## Aim of the exercise
Pick out the lines below with "được" and list them.

Dataset excerpts
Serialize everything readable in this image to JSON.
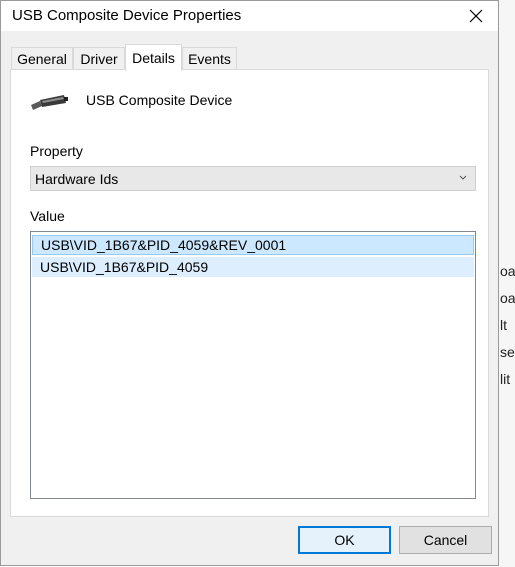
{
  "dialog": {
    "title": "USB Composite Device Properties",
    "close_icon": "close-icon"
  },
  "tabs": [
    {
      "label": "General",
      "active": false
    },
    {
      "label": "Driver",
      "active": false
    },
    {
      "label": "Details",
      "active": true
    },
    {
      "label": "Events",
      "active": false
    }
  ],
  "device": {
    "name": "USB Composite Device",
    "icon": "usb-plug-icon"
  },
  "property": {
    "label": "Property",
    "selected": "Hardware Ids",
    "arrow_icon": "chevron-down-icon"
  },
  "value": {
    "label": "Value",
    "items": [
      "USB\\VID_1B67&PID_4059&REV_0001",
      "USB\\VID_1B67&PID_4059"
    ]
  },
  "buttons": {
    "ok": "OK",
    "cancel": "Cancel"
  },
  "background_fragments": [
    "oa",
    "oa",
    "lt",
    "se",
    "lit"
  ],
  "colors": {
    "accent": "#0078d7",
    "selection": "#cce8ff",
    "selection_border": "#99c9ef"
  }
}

==

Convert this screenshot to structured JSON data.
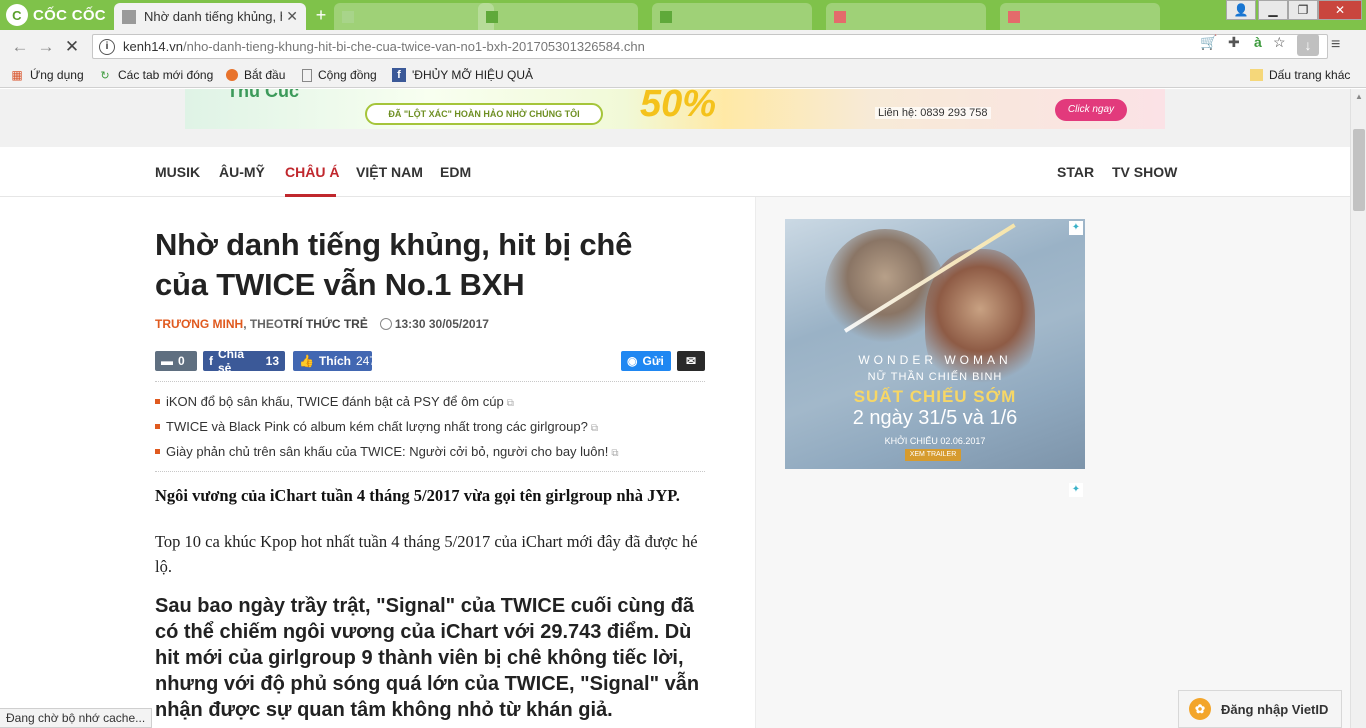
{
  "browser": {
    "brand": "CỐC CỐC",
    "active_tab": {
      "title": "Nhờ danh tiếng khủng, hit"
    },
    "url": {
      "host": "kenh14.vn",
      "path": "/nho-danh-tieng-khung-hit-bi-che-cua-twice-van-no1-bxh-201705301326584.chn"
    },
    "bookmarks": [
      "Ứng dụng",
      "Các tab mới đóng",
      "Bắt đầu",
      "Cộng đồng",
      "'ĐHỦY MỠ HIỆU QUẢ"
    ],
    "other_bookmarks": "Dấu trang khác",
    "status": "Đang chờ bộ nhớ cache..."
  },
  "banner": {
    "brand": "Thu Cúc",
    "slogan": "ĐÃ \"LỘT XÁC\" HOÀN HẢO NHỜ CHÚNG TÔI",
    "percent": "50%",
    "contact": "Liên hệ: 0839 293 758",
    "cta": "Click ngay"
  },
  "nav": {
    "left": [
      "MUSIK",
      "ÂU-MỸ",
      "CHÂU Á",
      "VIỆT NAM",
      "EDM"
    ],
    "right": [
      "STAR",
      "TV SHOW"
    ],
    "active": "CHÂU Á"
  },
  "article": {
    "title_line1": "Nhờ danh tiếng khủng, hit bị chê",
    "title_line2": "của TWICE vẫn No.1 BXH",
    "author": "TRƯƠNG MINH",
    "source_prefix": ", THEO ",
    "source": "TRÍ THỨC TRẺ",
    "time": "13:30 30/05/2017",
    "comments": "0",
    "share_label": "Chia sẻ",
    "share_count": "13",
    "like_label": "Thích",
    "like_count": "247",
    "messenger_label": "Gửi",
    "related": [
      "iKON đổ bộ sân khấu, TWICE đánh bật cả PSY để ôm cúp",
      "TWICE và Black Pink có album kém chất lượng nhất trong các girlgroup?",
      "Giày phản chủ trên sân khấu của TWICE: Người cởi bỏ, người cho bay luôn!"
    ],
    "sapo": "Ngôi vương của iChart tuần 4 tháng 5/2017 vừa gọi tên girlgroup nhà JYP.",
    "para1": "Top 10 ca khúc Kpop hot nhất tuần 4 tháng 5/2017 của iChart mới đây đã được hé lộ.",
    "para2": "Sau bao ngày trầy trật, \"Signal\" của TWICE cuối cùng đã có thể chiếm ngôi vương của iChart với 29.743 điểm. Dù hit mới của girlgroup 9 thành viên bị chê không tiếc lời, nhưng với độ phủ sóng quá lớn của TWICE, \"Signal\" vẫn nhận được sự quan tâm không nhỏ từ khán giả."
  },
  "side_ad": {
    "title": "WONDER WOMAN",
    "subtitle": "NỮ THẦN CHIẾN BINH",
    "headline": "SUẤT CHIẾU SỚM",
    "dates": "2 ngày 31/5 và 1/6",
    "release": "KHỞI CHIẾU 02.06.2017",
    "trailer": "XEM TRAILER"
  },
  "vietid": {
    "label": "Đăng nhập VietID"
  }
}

---

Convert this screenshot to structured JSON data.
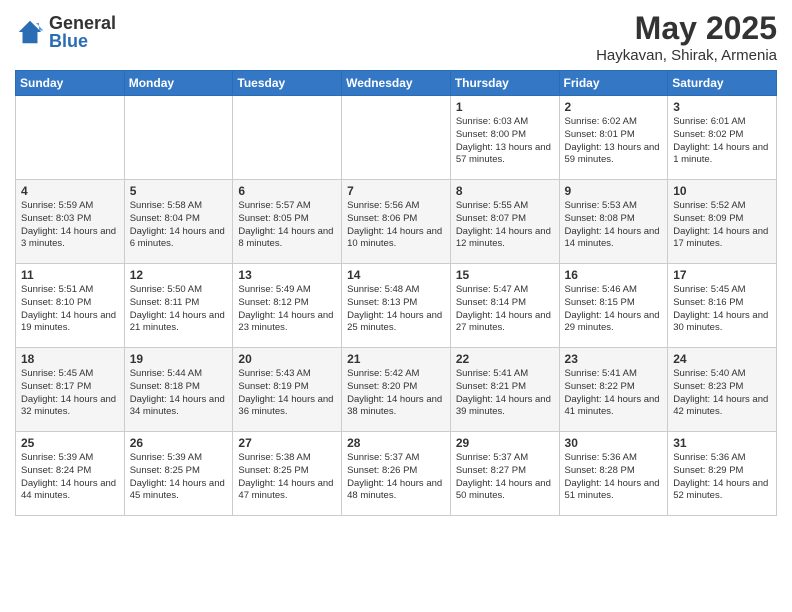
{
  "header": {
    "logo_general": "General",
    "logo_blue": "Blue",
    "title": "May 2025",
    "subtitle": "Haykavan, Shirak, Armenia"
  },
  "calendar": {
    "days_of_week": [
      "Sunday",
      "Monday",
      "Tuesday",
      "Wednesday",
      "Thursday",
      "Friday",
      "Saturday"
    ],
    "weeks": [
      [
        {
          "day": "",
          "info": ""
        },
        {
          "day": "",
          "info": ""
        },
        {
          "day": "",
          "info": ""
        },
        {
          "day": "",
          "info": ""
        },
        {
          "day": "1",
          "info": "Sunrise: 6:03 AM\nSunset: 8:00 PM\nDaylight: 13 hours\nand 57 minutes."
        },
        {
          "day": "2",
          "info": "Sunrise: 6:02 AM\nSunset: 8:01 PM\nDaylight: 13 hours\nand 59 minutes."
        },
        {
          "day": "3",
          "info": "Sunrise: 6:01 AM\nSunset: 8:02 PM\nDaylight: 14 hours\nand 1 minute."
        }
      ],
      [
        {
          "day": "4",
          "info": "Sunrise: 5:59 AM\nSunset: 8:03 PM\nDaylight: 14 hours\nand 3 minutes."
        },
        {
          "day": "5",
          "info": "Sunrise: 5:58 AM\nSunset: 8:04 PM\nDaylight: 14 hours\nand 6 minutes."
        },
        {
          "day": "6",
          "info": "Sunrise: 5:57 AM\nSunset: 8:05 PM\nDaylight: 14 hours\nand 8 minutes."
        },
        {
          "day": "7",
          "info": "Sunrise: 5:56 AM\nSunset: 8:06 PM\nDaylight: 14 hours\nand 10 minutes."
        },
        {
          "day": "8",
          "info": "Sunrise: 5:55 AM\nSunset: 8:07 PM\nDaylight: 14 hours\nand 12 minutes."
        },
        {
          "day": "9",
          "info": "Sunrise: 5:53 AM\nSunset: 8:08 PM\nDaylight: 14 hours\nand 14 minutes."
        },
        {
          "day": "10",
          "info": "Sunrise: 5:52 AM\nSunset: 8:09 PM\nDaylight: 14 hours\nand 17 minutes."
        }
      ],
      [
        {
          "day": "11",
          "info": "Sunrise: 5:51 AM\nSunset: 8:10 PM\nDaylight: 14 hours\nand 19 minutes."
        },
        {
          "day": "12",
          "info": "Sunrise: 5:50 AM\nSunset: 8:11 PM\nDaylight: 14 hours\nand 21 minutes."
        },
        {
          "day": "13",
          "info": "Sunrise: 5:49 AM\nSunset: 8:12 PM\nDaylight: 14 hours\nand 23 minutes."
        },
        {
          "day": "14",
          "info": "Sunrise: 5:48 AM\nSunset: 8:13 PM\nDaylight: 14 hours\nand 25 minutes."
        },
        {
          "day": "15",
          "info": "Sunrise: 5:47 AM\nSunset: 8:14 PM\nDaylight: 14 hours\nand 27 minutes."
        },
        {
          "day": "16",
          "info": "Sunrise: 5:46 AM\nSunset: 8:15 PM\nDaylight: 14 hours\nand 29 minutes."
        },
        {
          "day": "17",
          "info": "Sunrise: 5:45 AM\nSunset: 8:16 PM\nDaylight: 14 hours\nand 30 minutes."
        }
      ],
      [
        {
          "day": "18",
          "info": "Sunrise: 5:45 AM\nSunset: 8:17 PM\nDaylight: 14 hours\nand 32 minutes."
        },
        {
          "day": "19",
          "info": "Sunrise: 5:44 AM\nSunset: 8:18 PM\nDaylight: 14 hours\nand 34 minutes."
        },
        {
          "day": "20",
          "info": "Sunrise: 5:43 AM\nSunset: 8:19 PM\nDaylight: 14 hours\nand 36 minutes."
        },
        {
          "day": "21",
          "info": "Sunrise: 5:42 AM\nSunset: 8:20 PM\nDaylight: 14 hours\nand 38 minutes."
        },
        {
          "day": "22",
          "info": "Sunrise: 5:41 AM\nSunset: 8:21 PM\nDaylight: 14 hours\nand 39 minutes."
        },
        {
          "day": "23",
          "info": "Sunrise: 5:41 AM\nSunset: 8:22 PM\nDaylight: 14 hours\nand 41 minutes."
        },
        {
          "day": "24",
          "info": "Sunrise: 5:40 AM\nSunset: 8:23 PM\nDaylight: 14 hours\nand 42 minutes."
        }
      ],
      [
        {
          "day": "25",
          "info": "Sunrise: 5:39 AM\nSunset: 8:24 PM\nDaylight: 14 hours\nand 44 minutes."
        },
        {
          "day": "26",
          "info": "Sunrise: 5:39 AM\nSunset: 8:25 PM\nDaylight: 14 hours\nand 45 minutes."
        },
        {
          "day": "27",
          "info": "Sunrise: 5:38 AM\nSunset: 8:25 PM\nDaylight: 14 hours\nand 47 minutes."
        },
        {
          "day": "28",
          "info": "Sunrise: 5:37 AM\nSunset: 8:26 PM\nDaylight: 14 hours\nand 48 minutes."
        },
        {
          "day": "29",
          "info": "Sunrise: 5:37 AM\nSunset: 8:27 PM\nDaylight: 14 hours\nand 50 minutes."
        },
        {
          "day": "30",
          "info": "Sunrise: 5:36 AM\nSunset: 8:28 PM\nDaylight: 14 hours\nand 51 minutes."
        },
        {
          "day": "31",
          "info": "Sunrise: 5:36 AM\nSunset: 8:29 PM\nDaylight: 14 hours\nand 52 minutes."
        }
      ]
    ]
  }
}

## Written solution
    "para1": "Top 10 ca khúc Kpop hot nhất tuần 4 tháng 5/2017 của iChart mới đây đã được hé lộ.",
    "para2": "Sau bao ngày trầy trật, \"Signal\" của TWICE cuối cùng đã có thể chiếm ngôi vương của iChart với 29.743 điểm. Dù hit mới của girlgroup 9 thành viên bị chê không tiếc lời, nhưng với độ phủ sóng quá lớn của TWICE, \"Signal\" vẫn nhận được sự quan tâm không nhỏ từ khán giả."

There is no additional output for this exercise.